──────── Texto de lectura ────────

Historia

TIERRA DE AMOR  Y TRADICIÓN

En estas tierras, hace más de cien años nacía un sueño. Desde Italia, en la década de 1870 llegaban Marcos Gamba y Catalina Saninetti, ambos con la esperanza de una nueva vida.

En el año 1904 eligieron Sauce, más precisamente parte de las tierras que un día fueron de nuestro General Jose Gervasio Artigas, para construir su hogar y dar inicio a lo que hoy es nuestra bodega. 

Con empeño y amor, comenzaron con sus primeras plantaciones de vid, creciendo poco a poco, cuentan que plantaron veinte filas por año, culminaron el primer cuadro recién en 1906. Posteriormente se aventuraron a la elaboración de los primeros vinos, con el saber y la tradición que traían de su tierra natal. Llevando su vino a cada rincón del país, conocieron los paisajes, la gente, las tradiciones y fueron queriendo cada vez más el lugar que les dio la oportunidad de establecerse y vivir en familia. 

El legado de Marcos y Catalina lo continuó su hijo Agustín Gamba Saninetti, junto a su esposa Celia Soca, quienes trabajaron incansablemente para seguir alimentando el sueño de ver crecer la bodega. Labor que luego continuó su hijo Walter Gamba, quien desde pequeño fue aprendiendo el arte de la uva y el vino. Posteriormente compartió su proyecto y pasión con su esposa Estrella Mary Cabrera, dando continuidad a la tradición familiar.

──────── Material proporcionado ────────

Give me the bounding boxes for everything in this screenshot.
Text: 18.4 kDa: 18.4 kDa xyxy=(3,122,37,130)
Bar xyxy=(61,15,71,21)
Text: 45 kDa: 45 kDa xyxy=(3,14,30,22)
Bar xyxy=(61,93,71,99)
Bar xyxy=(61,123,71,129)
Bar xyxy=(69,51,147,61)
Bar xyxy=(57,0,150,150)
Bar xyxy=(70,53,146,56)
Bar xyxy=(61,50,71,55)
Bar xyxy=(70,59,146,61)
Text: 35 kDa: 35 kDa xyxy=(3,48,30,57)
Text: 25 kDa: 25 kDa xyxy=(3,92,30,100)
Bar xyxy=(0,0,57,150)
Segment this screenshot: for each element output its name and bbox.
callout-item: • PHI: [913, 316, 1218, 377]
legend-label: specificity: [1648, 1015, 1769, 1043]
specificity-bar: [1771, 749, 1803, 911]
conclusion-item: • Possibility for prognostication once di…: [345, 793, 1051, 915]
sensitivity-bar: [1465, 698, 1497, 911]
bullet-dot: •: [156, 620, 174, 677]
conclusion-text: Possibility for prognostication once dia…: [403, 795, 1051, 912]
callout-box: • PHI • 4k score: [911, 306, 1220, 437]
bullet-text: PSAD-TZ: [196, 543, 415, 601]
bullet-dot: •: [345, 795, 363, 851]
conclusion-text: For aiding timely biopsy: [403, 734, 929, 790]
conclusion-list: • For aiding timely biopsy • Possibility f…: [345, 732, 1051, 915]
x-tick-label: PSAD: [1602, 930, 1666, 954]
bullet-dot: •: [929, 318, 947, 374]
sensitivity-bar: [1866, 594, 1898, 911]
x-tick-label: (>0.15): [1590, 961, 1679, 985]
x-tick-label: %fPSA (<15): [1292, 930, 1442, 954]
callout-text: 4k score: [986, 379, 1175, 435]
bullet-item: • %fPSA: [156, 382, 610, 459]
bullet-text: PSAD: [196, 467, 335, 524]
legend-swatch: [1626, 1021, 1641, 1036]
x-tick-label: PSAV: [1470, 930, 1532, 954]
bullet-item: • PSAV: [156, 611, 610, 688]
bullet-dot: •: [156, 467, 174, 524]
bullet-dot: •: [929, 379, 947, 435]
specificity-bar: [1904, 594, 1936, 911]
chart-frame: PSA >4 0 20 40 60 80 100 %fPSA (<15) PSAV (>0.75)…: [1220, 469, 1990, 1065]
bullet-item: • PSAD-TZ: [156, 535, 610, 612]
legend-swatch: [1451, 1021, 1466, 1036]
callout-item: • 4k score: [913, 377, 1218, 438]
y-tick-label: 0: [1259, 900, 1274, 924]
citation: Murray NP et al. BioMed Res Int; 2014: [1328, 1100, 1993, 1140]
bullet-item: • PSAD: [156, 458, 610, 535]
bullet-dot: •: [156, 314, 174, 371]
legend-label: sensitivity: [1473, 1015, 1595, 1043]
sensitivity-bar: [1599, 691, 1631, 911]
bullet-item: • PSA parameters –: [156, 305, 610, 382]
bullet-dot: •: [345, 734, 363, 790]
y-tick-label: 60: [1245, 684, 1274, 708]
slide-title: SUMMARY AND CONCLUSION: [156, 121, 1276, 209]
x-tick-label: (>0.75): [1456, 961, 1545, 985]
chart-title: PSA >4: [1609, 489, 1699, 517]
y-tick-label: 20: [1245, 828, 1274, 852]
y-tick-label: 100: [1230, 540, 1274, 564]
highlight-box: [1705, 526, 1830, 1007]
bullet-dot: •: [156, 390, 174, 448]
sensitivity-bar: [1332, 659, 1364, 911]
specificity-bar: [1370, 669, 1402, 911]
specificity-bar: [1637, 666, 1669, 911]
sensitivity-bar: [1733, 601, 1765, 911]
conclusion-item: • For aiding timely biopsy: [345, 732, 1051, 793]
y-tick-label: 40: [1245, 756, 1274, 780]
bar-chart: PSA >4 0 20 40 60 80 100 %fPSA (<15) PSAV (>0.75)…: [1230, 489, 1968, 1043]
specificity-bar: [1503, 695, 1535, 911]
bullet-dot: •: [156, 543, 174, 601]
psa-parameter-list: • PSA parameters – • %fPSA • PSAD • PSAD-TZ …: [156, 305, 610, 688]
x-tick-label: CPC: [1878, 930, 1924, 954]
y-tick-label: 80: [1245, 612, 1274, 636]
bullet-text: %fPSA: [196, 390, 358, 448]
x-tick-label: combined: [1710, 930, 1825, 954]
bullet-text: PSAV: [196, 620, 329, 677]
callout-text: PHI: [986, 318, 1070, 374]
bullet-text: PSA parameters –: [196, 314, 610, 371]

────────

- **Tarea 1**:
Indica si cada afirmación coincide con la historia de la bodega y responde sí o no, citando literalmente las palabras del texto que lo deciden.
(a) Marcos Gamba y Catalina Saninetti llegaron desde Italia en la década de 1870.
(b) El primer cuadro de vid quedó terminado en 1904.
(c) Agustín Gamba Saninetti trabajó junto a su esposa Celia Soca.
- **Tarea 2**:
Responde estas preguntas según la historia de la bodega.
(a) ¿En qué año eligieron Sauce para construir su hogar?
(b) ¿Cuántas filas de vid cuentan que plantaban por año?
(c) ¿Con quién compartió Walter Gamba su proyecto y pasión?
- **Tarea 3**:
Por favor, escribe lo que sigue de la historia de la bodega a partir de su última oración.

- **Respuesta 1**:
(a) Sí: "Desde Italia, en la década de 1870 llegaban Marcos Gamba y Catalina Saninetti"
(b) No: "culminaron el primer cuadro recién en 1906"
(c) Sí: "junto a su esposa Celia Soca"

- **Respuesta 2**:
(a) En 1904.
(b) Veinte filas.
(c) Con su esposa Estrella Mary Cabrera.

- **Respuesta 3**:
Walter y Mary, padres y abuelos de quienes actualmente llevan adelante la bodega, trabajaron en familia junto a sus hijos, enseñándoles el camino para seguir forjando unidos el entusiasmo por el vino y el cultivo de la vid. Ellos apostaron siempre a continuar avanzando e innovando en torno al proyecto de vida familiar.  

Y así, trabajando juntos desde pequeños, fuimos creciendo… ¿Cómo no amar este lugar, que hoy es nuestro hogar? Aquí hemos nacido, crecido y aprendido gran parte de lo que sabemos sobre el vino y la vid.

Hoy a más de cien años y cinco generaciones, el sueño sigue intacto, con el mismo amor y pasión por el vino.

Padres, hijos, nietos y bisnietos, vivimos y trabajamos, con mucho orgullo, en torno a este legado de dedicación y respeto por la vitivinicultura  que nos dejaron nuestros ancestros.

Te invitamos a probar nuestros vinos, el símbolo de un sueño cumplido.